→ **YOUR TASK**
Could you copy every line from the material below in which "work" appears?

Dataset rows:
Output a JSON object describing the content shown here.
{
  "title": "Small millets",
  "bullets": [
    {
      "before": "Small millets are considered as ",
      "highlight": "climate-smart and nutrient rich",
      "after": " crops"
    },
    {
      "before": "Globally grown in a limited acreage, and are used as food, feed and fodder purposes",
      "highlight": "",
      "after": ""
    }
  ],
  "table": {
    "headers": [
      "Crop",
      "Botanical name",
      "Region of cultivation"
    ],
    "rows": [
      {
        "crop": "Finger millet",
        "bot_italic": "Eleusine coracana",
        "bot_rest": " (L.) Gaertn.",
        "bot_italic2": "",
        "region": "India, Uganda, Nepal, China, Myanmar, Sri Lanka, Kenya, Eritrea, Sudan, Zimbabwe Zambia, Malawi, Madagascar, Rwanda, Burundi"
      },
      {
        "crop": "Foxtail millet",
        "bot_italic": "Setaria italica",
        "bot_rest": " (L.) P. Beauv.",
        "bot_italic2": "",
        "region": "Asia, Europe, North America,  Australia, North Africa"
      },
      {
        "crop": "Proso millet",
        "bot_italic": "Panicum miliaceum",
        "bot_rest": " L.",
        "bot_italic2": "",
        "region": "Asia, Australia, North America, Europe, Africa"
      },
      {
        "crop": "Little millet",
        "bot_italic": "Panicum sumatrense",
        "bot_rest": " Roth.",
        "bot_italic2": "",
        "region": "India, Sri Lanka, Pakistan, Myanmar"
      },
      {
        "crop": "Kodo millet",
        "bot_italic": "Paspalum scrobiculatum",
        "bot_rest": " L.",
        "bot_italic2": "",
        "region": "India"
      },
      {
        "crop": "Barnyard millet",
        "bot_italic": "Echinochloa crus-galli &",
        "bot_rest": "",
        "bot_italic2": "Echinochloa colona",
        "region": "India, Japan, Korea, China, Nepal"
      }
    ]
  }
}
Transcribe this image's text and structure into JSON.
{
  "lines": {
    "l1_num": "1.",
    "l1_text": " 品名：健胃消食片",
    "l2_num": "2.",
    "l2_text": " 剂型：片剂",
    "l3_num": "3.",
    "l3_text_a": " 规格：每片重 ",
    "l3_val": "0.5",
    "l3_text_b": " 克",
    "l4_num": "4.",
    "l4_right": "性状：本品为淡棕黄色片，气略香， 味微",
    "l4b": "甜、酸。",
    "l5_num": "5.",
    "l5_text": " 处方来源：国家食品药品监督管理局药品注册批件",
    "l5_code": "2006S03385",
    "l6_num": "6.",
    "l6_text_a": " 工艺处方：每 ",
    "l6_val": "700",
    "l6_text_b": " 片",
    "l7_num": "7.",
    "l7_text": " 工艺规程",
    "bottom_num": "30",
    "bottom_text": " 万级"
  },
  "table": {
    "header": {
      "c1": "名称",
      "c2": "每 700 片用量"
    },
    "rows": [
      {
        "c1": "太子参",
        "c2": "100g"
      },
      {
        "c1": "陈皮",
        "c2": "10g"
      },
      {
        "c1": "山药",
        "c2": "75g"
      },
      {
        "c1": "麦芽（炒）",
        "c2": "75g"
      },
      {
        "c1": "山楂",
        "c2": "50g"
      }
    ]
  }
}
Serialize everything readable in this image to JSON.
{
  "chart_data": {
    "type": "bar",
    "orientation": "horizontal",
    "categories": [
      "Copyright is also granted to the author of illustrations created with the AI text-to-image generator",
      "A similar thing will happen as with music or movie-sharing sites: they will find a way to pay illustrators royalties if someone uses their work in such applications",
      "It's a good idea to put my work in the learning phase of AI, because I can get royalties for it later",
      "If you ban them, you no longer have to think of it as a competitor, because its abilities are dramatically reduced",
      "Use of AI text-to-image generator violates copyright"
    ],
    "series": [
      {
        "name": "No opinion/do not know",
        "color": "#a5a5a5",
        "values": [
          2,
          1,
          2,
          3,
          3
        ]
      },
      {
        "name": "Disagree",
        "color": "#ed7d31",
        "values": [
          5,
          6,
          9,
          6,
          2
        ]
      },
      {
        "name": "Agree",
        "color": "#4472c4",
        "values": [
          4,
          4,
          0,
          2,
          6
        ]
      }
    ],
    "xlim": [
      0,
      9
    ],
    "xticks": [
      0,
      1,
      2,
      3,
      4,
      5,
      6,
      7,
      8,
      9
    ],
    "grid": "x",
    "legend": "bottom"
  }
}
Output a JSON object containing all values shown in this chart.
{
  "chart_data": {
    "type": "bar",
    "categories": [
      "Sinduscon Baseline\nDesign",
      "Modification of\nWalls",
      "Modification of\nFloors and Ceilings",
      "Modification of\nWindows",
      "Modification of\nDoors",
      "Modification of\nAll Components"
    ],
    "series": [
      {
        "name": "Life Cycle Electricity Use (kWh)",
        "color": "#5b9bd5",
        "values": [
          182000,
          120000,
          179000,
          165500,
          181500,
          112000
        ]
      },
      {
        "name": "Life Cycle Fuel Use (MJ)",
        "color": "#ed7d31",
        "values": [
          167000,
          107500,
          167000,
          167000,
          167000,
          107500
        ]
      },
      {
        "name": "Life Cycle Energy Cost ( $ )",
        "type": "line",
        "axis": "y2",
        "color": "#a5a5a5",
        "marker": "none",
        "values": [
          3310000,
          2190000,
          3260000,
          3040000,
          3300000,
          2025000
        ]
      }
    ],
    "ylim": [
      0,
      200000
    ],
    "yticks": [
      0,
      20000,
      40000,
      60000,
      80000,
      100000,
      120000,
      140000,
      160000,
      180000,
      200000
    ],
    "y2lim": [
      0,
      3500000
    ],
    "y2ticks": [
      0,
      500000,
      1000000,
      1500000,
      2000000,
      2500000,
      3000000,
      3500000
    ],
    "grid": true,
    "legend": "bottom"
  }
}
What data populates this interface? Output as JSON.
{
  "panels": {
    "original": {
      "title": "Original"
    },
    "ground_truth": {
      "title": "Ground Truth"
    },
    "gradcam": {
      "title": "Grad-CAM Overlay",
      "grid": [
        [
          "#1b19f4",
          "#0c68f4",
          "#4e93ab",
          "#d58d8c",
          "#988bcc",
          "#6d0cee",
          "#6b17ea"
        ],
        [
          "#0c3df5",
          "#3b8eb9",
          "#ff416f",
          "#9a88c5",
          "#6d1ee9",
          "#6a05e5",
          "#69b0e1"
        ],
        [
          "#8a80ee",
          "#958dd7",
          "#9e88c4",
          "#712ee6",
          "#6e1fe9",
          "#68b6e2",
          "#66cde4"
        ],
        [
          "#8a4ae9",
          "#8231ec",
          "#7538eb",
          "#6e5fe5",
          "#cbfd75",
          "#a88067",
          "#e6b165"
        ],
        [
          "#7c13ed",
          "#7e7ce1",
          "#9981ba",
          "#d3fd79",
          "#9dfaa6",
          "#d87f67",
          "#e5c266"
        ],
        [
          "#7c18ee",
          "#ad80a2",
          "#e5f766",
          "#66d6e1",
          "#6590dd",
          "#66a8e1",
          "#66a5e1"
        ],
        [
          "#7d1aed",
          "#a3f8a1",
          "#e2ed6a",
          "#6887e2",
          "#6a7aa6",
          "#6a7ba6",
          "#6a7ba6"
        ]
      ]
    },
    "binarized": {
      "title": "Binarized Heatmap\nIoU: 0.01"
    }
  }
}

→ **WRITTEN RESPONSE**
      "A similar thing will happen as with music or movie-sharing sites: they will find a way to pay illustrators royalties if someone uses their work in such applications",
      "It's a good idea to put my work in the learning phase of AI, because I can get royalties for it later",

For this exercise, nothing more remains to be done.